**Data provided:**
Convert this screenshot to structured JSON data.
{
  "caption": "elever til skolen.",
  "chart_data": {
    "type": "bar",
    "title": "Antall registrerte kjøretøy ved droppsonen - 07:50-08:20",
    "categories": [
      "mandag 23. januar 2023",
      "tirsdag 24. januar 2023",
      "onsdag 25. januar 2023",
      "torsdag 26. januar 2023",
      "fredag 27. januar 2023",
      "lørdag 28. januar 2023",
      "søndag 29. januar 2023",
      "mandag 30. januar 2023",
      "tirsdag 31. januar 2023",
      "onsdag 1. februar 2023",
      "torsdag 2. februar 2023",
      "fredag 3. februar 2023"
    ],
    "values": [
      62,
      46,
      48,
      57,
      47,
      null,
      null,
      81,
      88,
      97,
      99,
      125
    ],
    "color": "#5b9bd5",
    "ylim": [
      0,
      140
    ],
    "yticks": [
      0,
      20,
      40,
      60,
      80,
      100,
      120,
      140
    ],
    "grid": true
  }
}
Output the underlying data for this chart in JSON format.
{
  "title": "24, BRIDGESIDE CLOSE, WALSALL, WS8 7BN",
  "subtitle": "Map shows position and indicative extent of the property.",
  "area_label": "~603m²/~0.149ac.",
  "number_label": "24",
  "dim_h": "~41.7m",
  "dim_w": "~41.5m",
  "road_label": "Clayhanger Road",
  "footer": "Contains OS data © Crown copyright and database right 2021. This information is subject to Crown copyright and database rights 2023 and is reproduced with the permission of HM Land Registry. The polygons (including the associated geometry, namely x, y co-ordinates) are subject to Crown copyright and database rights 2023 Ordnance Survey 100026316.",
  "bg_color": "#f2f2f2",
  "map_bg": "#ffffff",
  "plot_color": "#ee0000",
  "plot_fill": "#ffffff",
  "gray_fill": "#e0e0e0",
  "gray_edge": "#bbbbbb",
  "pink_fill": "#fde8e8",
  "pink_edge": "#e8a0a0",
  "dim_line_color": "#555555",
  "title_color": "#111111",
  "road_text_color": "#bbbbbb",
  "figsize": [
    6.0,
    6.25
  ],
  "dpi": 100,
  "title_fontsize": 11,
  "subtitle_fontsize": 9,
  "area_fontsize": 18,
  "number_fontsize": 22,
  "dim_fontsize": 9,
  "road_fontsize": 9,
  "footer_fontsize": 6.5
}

**Request:** Return each entry from the material above exactly as it appears.

**Task answer:**
Convert this screenshot to structured JSON data.
{
  "caption": "elever til skolen.",
  "chart_data": {
    "type": "bar",
    "title": "Antall registrerte kjøretøy ved droppsonen - 07:50-08:20",
    "categories": [
      "mandag 23. januar 2023",
      "tirsdag 24. januar 2023",
      "onsdag 25. januar 2023",
      "torsdag 26. januar 2023",
      "fredag 27. januar 2023",
      "lørdag 28. januar 2023",
      "søndag 29. januar 2023",
      "mandag 30. januar 2023",
      "tirsdag 31. januar 2023",
      "onsdag 1. februar 2023",
      "torsdag 2. februar 2023",
      "fredag 3. februar 2023"
    ],
    "values": [
      62,
      46,
      48,
      57,
      47,
      null,
      null,
      81,
      88,
      97,
      99,
      125
    ],
    "color": "#5b9bd5",
    "ylim": [
      0,
      140
    ],
    "yticks": [
      0,
      20,
      40,
      60,
      80,
      100,
      120,
      140
    ],
    "grid": true
  }
}
Output the underlying data for this chart in JSON format.
{
  "title": "24, BRIDGESIDE CLOSE, WALSALL, WS8 7BN",
  "subtitle": "Map shows position and indicative extent of the property.",
  "area_label": "~603m²/~0.149ac.",
  "number_label": "24",
  "dim_h": "~41.7m",
  "dim_w": "~41.5m",
  "road_label": "Clayhanger Road",
  "footer": "Contains OS data © Crown copyright and database right 2021. This information is subject to Crown copyright and database rights 2023 and is reproduced with the permission of HM Land Registry. The polygons (including the associated geometry, namely x, y co-ordinates) are subject to Crown copyright and database rights 2023 Ordnance Survey 100026316.",
  "bg_color": "#f2f2f2",
  "map_bg": "#ffffff",
  "plot_color": "#ee0000",
  "plot_fill": "#ffffff",
  "gray_fill": "#e0e0e0",
  "gray_edge": "#bbbbbb",
  "pink_fill": "#fde8e8",
  "pink_edge": "#e8a0a0",
  "dim_line_color": "#555555",
  "title_color": "#111111",
  "road_text_color": "#bbbbbb",
  "figsize": [
    6.0,
    6.25
  ],
  "dpi": 100,
  "title_fontsize": 11,
  "subtitle_fontsize": 9,
  "area_fontsize": 18,
  "number_fontsize": 22,
  "dim_fontsize": 9,
  "road_fontsize": 9,
  "footer_fontsize": 6.5
}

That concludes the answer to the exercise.